[Data items]
▼

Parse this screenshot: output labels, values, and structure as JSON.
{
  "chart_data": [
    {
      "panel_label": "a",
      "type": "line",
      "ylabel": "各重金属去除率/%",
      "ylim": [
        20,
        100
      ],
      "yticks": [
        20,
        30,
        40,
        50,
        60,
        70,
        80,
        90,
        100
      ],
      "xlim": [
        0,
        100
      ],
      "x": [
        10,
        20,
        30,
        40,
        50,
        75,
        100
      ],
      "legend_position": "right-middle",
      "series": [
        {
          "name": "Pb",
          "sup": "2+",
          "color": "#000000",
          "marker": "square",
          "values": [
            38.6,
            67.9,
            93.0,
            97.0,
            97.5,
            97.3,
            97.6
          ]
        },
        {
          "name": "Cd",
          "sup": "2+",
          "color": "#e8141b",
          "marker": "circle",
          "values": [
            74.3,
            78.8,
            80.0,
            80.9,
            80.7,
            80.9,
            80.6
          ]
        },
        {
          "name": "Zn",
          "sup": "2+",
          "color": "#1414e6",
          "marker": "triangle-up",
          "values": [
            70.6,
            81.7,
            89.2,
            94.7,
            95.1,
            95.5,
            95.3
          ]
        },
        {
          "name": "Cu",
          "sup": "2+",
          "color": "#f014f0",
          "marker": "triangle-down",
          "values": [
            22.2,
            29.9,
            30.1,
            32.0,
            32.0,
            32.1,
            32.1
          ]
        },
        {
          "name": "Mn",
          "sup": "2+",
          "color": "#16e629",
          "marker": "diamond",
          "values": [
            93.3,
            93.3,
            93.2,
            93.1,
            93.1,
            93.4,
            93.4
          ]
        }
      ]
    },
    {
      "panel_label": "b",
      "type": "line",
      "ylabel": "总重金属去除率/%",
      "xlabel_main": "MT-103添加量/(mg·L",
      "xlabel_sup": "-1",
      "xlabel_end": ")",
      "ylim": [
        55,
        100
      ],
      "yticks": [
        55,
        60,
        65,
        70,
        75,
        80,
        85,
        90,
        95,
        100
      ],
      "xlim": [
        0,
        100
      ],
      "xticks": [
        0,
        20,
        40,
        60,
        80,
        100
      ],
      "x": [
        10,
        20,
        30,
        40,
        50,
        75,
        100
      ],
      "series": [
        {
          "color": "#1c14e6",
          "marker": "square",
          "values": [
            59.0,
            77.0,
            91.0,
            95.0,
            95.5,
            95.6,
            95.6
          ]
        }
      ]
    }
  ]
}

▲
▼

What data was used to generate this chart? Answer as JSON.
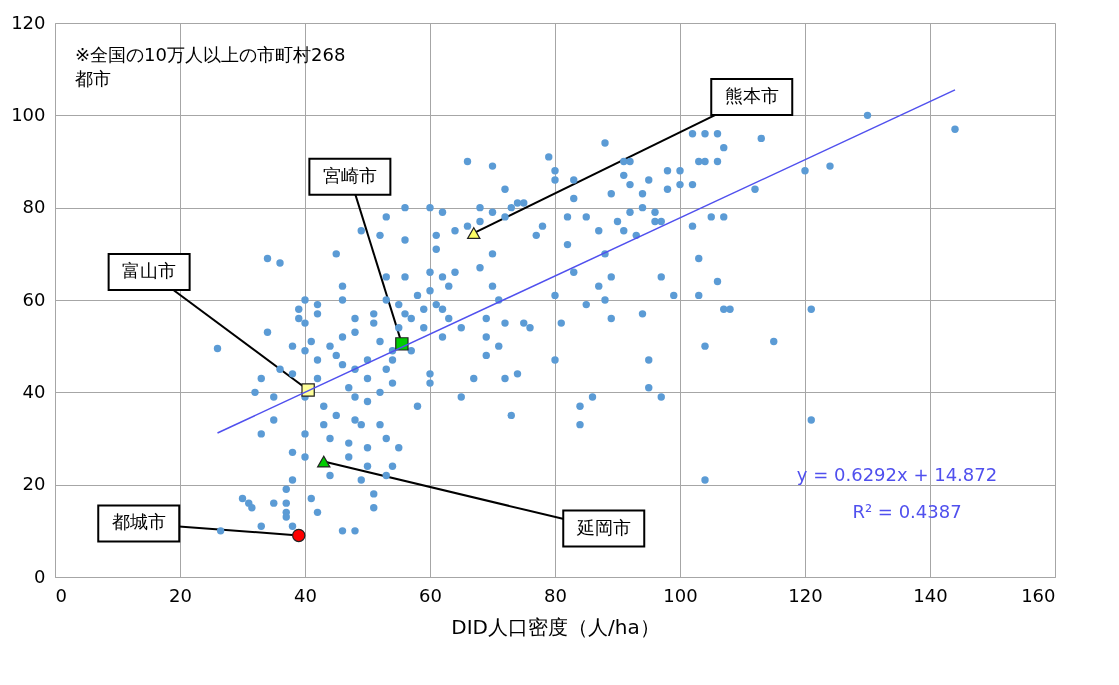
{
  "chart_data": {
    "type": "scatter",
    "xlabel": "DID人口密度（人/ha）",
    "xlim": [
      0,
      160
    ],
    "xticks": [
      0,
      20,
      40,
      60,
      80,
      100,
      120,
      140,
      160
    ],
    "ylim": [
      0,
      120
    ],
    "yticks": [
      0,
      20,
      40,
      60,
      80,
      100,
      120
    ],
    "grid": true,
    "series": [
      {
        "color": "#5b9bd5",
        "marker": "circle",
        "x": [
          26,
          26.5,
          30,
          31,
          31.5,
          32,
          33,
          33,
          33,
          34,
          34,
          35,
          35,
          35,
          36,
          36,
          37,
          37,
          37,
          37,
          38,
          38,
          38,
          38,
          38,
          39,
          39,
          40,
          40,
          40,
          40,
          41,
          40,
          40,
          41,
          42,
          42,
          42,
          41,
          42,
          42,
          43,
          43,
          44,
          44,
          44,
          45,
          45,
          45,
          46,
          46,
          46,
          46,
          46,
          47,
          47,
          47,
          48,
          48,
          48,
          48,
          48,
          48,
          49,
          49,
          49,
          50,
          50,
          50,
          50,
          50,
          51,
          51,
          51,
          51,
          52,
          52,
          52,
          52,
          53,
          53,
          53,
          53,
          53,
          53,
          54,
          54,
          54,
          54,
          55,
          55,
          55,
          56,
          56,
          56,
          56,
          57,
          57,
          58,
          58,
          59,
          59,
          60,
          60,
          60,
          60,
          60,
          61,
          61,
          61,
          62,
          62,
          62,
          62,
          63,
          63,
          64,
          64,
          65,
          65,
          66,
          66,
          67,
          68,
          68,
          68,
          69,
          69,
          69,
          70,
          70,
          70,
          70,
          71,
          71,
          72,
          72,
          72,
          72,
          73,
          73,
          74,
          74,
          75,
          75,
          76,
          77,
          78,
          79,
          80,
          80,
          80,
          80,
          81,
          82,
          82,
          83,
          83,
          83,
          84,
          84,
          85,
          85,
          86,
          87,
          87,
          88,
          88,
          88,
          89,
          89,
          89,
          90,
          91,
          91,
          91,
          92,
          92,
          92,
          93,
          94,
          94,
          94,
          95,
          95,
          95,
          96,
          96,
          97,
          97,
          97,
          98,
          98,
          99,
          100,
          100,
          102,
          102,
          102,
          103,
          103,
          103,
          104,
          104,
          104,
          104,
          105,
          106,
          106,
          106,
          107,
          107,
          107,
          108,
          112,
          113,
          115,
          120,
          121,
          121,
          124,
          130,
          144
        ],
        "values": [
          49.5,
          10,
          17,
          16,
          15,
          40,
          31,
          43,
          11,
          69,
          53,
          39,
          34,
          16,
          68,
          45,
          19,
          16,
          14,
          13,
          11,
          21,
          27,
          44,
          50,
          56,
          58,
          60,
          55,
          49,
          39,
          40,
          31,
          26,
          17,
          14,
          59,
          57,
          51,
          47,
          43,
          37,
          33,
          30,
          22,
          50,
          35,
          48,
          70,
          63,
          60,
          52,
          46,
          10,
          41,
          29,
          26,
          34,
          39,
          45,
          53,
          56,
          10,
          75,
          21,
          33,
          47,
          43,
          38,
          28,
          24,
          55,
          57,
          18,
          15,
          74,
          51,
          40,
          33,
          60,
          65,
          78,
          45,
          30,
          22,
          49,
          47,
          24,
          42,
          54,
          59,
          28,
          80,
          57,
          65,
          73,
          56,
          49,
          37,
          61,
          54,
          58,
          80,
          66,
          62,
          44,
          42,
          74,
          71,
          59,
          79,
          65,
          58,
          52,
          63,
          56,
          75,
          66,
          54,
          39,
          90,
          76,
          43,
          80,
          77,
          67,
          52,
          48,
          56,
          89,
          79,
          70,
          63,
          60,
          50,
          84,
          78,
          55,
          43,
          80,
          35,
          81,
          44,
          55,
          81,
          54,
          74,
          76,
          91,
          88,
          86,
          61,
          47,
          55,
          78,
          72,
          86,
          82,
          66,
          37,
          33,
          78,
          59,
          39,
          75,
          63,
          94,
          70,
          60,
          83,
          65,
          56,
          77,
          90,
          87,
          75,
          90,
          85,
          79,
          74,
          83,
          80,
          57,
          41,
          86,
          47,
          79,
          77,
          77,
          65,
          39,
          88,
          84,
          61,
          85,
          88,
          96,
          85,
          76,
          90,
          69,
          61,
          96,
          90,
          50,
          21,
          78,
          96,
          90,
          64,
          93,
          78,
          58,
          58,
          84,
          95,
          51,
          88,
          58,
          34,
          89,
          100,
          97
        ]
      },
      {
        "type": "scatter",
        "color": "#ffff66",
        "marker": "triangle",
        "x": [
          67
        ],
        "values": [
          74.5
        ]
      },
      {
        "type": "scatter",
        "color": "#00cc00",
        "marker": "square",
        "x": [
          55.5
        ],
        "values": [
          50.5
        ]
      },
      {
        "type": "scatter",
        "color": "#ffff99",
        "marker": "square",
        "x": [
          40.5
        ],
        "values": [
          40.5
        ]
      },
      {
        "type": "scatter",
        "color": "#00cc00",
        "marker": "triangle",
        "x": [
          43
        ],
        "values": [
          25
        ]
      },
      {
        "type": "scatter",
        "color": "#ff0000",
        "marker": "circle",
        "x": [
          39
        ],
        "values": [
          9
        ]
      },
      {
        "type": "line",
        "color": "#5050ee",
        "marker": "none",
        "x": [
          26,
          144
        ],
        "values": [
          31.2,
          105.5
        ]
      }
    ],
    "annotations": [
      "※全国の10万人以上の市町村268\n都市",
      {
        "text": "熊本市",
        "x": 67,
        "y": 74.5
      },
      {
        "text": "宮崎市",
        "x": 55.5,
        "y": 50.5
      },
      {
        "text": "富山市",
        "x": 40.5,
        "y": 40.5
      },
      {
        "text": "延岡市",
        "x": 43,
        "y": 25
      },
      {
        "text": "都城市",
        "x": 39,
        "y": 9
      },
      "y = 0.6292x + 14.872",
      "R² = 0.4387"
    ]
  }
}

▲

▸ YOUR OBJECTIVE: Filter the records above for "text" and copy every matching line.

▸ RESPONSE FOR THIS EXERCISE:
        "text": "熊本市",
        "text": "宮崎市",
        "text": "富山市",
        "text": "延岡市",
        "text": "都城市",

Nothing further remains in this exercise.